EXERCISE DETAILS
Restate the data below word for word, keeping each line intact.

Entries from a dataset of interfaces:
--------------------------------
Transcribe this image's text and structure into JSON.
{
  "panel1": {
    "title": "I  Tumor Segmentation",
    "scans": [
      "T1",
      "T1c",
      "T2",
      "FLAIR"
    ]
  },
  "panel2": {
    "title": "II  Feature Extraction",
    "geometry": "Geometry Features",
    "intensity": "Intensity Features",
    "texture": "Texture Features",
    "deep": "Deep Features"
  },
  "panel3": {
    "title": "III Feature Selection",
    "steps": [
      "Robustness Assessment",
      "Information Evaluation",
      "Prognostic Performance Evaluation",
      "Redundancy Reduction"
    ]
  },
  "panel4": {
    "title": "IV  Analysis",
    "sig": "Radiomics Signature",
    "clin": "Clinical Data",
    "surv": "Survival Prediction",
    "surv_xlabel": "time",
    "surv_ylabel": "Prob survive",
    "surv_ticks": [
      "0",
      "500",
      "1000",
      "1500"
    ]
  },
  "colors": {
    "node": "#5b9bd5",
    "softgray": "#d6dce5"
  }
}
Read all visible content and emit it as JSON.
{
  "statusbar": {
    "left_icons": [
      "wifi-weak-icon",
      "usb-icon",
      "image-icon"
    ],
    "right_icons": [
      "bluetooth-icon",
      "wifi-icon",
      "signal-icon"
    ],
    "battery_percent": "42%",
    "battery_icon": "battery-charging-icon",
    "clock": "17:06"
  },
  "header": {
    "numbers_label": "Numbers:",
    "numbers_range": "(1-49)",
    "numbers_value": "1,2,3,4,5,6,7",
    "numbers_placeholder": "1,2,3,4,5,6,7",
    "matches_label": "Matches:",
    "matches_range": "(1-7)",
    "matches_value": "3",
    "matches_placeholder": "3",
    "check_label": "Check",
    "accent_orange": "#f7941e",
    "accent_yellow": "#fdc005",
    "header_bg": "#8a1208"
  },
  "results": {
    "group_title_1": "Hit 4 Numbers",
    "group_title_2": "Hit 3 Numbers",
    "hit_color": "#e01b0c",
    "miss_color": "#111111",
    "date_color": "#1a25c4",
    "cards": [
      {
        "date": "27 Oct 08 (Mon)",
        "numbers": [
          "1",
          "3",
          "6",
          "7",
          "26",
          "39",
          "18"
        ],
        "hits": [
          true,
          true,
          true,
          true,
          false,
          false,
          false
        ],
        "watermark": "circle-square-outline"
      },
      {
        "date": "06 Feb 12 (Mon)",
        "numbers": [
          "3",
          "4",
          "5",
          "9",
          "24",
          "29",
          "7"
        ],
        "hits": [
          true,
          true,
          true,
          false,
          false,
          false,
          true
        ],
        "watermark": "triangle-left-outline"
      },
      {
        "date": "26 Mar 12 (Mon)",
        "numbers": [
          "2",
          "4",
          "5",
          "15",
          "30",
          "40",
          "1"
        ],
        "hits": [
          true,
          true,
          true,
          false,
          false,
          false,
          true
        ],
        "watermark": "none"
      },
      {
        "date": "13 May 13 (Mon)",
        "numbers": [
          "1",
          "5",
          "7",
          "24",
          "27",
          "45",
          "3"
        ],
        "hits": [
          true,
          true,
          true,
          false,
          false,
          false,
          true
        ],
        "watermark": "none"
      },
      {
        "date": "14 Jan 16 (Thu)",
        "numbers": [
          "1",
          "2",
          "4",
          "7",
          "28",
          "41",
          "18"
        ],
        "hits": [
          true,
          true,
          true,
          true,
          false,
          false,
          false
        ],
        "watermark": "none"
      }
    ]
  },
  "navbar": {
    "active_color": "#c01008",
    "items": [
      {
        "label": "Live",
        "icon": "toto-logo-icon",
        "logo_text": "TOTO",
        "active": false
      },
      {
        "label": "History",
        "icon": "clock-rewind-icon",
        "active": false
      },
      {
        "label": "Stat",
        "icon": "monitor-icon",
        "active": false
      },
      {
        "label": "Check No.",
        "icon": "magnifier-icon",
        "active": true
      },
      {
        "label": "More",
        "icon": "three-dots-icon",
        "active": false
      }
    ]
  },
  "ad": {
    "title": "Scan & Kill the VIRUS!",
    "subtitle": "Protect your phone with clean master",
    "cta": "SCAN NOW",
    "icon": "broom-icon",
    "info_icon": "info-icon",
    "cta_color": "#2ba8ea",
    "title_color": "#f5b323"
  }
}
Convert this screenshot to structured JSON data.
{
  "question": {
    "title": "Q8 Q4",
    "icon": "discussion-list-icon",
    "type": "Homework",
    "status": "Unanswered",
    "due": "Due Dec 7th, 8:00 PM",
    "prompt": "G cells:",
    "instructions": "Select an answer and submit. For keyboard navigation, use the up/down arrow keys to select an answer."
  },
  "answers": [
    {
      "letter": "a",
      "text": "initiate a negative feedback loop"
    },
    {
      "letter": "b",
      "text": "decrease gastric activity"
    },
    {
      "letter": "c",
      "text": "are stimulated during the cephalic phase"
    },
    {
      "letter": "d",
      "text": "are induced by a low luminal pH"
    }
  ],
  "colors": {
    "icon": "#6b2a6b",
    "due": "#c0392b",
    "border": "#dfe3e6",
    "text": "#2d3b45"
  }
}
--------------------------------
WRITTEN RESPONSE
Transcribe this image's text and structure into JSON.
{
  "panel1": {
    "title": "I  Tumor Segmentation",
    "scans": [
      "T1",
      "T1c",
      "T2",
      "FLAIR"
    ]
  },
  "panel2": {
    "title": "II  Feature Extraction",
    "geometry": "Geometry Features",
    "intensity": "Intensity Features",
    "texture": "Texture Features",
    "deep": "Deep Features"
  },
  "panel3": {
    "title": "III Feature Selection",
    "steps": [
      "Robustness Assessment",
      "Information Evaluation",
      "Prognostic Performance Evaluation",
      "Redundancy Reduction"
    ]
  },
  "panel4": {
    "title": "IV  Analysis",
    "sig": "Radiomics Signature",
    "clin": "Clinical Data",
    "surv": "Survival Prediction",
    "surv_xlabel": "time",
    "surv_ylabel": "Prob survive",
    "surv_ticks": [
      "0",
      "500",
      "1000",
      "1500"
    ]
  },
  "colors": {
    "node": "#5b9bd5",
    "softgray": "#d6dce5"
  }
}
Read all visible content and emit it as JSON.
{
  "statusbar": {
    "left_icons": [
      "wifi-weak-icon",
      "usb-icon",
      "image-icon"
    ],
    "right_icons": [
      "bluetooth-icon",
      "wifi-icon",
      "signal-icon"
    ],
    "battery_percent": "42%",
    "battery_icon": "battery-charging-icon",
    "clock": "17:06"
  },
  "header": {
    "numbers_label": "Numbers:",
    "numbers_range": "(1-49)",
    "numbers_value": "1,2,3,4,5,6,7",
    "numbers_placeholder": "1,2,3,4,5,6,7",
    "matches_label": "Matches:",
    "matches_range": "(1-7)",
    "matches_value": "3",
    "matches_placeholder": "3",
    "check_label": "Check",
    "accent_orange": "#f7941e",
    "accent_yellow": "#fdc005",
    "header_bg": "#8a1208"
  },
  "results": {
    "group_title_1": "Hit 4 Numbers",
    "group_title_2": "Hit 3 Numbers",
    "hit_color": "#e01b0c",
    "miss_color": "#111111",
    "date_color": "#1a25c4",
    "cards": [
      {
        "date": "27 Oct 08 (Mon)",
        "numbers": [
          "1",
          "3",
          "6",
          "7",
          "26",
          "39",
          "18"
        ],
        "hits": [
          true,
          true,
          true,
          true,
          false,
          false,
          false
        ],
        "watermark": "circle-square-outline"
      },
      {
        "date": "06 Feb 12 (Mon)",
        "numbers": [
          "3",
          "4",
          "5",
          "9",
          "24",
          "29",
          "7"
        ],
        "hits": [
          true,
          true,
          true,
          false,
          false,
          false,
          true
        ],
        "watermark": "triangle-left-outline"
      },
      {
        "date": "26 Mar 12 (Mon)",
        "numbers": [
          "2",
          "4",
          "5",
          "15",
          "30",
          "40",
          "1"
        ],
        "hits": [
          true,
          true,
          true,
          false,
          false,
          false,
          true
        ],
        "watermark": "none"
      },
      {
        "date": "13 May 13 (Mon)",
        "numbers": [
          "1",
          "5",
          "7",
          "24",
          "27",
          "45",
          "3"
        ],
        "hits": [
          true,
          true,
          true,
          false,
          false,
          false,
          true
        ],
        "watermark": "none"
      },
      {
        "date": "14 Jan 16 (Thu)",
        "numbers": [
          "1",
          "2",
          "4",
          "7",
          "28",
          "41",
          "18"
        ],
        "hits": [
          true,
          true,
          true,
          true,
          false,
          false,
          false
        ],
        "watermark": "none"
      }
    ]
  },
  "navbar": {
    "active_color": "#c01008",
    "items": [
      {
        "label": "Live",
        "icon": "toto-logo-icon",
        "logo_text": "TOTO",
        "active": false
      },
      {
        "label": "History",
        "icon": "clock-rewind-icon",
        "active": false
      },
      {
        "label": "Stat",
        "icon": "monitor-icon",
        "active": false
      },
      {
        "label": "Check No.",
        "icon": "magnifier-icon",
        "active": true
      },
      {
        "label": "More",
        "icon": "three-dots-icon",
        "active": false
      }
    ]
  },
  "ad": {
    "title": "Scan & Kill the VIRUS!",
    "subtitle": "Protect your phone with clean master",
    "cta": "SCAN NOW",
    "icon": "broom-icon",
    "info_icon": "info-icon",
    "cta_color": "#2ba8ea",
    "title_color": "#f5b323"
  }
}
Convert this screenshot to structured JSON data.
{
  "question": {
    "title": "Q8 Q4",
    "icon": "discussion-list-icon",
    "type": "Homework",
    "status": "Unanswered",
    "due": "Due Dec 7th, 8:00 PM",
    "prompt": "G cells:",
    "instructions": "Select an answer and submit. For keyboard navigation, use the up/down arrow keys to select an answer."
  },
  "answers": [
    {
      "letter": "a",
      "text": "initiate a negative feedback loop"
    },
    {
      "letter": "b",
      "text": "decrease gastric activity"
    },
    {
      "letter": "c",
      "text": "are stimulated during the cephalic phase"
    },
    {
      "letter": "d",
      "text": "are induced by a low luminal pH"
    }
  ],
  "colors": {
    "icon": "#6b2a6b",
    "due": "#c0392b",
    "border": "#dfe3e6",
    "text": "#2d3b45"
  }
}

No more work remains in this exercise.